**OBJECTIVE**: Copy the entries character for character, from the first line through the line containing "205, 1746, 225]", including both of those lines.

━━━━

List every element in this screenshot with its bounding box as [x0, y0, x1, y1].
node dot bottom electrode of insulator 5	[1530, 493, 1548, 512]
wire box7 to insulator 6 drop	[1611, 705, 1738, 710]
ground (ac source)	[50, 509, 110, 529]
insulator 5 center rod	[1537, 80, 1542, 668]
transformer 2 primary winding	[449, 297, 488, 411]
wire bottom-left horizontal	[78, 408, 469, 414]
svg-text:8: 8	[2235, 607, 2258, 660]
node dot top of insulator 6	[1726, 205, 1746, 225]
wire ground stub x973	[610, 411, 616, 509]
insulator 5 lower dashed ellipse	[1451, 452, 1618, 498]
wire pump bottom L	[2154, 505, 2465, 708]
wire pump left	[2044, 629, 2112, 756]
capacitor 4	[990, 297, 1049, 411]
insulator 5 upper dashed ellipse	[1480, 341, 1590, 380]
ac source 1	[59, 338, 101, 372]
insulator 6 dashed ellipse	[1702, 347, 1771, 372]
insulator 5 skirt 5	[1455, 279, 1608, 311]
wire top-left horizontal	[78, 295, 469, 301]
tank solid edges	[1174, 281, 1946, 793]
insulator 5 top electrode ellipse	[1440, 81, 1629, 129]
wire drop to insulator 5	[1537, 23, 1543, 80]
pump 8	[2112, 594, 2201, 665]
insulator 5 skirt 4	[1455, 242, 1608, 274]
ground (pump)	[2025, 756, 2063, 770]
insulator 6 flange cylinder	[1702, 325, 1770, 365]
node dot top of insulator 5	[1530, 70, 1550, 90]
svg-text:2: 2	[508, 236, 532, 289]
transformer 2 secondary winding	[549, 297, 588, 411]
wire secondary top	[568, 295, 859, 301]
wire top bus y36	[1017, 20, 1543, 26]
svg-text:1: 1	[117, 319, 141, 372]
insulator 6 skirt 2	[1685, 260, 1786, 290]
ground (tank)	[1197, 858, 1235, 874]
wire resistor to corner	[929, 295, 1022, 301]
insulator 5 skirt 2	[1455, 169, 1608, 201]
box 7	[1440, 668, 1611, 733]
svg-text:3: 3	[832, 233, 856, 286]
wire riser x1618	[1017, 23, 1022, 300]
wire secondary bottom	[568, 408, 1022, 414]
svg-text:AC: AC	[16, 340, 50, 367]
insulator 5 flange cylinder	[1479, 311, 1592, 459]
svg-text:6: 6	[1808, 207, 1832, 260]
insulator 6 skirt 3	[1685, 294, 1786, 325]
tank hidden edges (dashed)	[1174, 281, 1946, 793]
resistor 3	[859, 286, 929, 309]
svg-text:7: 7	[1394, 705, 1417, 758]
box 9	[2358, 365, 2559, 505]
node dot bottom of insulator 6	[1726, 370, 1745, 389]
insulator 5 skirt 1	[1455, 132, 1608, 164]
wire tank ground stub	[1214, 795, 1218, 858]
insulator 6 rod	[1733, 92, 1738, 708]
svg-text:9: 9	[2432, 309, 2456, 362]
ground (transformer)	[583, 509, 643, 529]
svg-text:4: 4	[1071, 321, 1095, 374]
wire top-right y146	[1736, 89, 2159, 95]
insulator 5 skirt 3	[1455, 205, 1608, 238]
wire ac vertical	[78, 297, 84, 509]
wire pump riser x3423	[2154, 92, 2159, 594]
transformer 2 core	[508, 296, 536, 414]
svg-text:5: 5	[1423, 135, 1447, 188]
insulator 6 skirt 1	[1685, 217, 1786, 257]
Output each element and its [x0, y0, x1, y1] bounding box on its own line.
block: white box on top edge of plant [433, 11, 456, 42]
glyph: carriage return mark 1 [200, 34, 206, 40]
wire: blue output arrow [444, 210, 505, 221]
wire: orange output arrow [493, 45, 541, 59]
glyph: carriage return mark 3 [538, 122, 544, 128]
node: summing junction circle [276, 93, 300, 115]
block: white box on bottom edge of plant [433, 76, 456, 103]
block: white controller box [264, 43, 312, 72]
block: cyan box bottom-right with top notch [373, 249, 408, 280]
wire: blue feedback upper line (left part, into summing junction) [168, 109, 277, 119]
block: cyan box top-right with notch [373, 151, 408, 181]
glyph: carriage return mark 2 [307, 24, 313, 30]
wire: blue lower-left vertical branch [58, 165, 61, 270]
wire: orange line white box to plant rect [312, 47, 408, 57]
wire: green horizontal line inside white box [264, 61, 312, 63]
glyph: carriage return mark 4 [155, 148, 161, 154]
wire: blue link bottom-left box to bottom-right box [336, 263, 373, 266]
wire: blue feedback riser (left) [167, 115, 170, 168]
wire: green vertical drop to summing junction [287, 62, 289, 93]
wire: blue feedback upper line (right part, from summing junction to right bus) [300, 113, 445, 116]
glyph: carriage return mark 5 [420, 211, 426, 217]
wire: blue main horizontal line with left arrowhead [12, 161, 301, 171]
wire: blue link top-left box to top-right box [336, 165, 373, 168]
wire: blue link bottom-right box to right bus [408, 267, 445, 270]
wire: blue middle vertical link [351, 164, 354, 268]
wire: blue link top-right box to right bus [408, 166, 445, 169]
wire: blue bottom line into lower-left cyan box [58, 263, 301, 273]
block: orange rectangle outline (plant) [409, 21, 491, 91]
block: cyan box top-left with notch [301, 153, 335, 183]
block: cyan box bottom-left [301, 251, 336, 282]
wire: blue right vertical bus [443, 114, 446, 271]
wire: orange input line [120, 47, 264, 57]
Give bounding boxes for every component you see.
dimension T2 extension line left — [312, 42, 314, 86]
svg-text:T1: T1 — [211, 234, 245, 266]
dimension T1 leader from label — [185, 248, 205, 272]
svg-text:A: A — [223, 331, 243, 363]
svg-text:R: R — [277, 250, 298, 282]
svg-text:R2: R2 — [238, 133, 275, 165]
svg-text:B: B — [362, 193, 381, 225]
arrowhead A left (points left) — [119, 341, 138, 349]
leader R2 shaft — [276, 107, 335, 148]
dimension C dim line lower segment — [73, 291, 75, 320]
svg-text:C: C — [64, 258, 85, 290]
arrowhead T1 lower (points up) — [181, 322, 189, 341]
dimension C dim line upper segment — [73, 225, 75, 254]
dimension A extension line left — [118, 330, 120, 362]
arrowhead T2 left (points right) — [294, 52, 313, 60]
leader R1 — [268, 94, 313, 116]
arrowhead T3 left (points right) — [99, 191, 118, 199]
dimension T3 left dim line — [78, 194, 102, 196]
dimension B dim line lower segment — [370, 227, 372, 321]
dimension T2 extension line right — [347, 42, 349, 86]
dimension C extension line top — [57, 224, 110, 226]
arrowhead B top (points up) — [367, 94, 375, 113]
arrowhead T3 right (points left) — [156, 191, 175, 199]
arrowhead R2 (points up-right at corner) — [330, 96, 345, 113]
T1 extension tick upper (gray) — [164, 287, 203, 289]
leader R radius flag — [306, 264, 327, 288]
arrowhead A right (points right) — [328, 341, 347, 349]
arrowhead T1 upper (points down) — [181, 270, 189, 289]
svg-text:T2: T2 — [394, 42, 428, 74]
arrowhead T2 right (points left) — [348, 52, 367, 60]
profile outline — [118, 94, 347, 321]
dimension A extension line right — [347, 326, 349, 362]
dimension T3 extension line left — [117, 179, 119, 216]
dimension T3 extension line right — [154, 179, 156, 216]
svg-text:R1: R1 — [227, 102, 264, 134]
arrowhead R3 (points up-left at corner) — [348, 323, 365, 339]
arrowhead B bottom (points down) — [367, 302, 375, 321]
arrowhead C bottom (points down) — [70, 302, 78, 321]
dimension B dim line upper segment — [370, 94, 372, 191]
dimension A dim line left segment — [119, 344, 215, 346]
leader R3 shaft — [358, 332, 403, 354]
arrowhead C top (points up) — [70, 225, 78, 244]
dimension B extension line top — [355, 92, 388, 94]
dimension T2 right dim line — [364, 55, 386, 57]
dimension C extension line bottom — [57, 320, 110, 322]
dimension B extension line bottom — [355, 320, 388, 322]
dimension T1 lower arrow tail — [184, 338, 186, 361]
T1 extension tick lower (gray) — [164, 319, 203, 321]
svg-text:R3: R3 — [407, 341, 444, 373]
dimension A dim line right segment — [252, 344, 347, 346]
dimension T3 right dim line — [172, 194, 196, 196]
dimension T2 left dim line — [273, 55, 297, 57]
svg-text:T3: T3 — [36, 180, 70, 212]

━━━━

**THE REPLY**:
List every element in this screenshot with its bounding box as [x0, y0, x1, y1].
node dot bottom electrode of insulator 5	[1530, 493, 1548, 512]
wire box7 to insulator 6 drop	[1611, 705, 1738, 710]
ground (ac source)	[50, 509, 110, 529]
insulator 5 center rod	[1537, 80, 1542, 668]
transformer 2 primary winding	[449, 297, 488, 411]
wire bottom-left horizontal	[78, 408, 469, 414]
svg-text:8: 8	[2235, 607, 2258, 660]
node dot top of insulator 6	[1726, 205, 1746, 225]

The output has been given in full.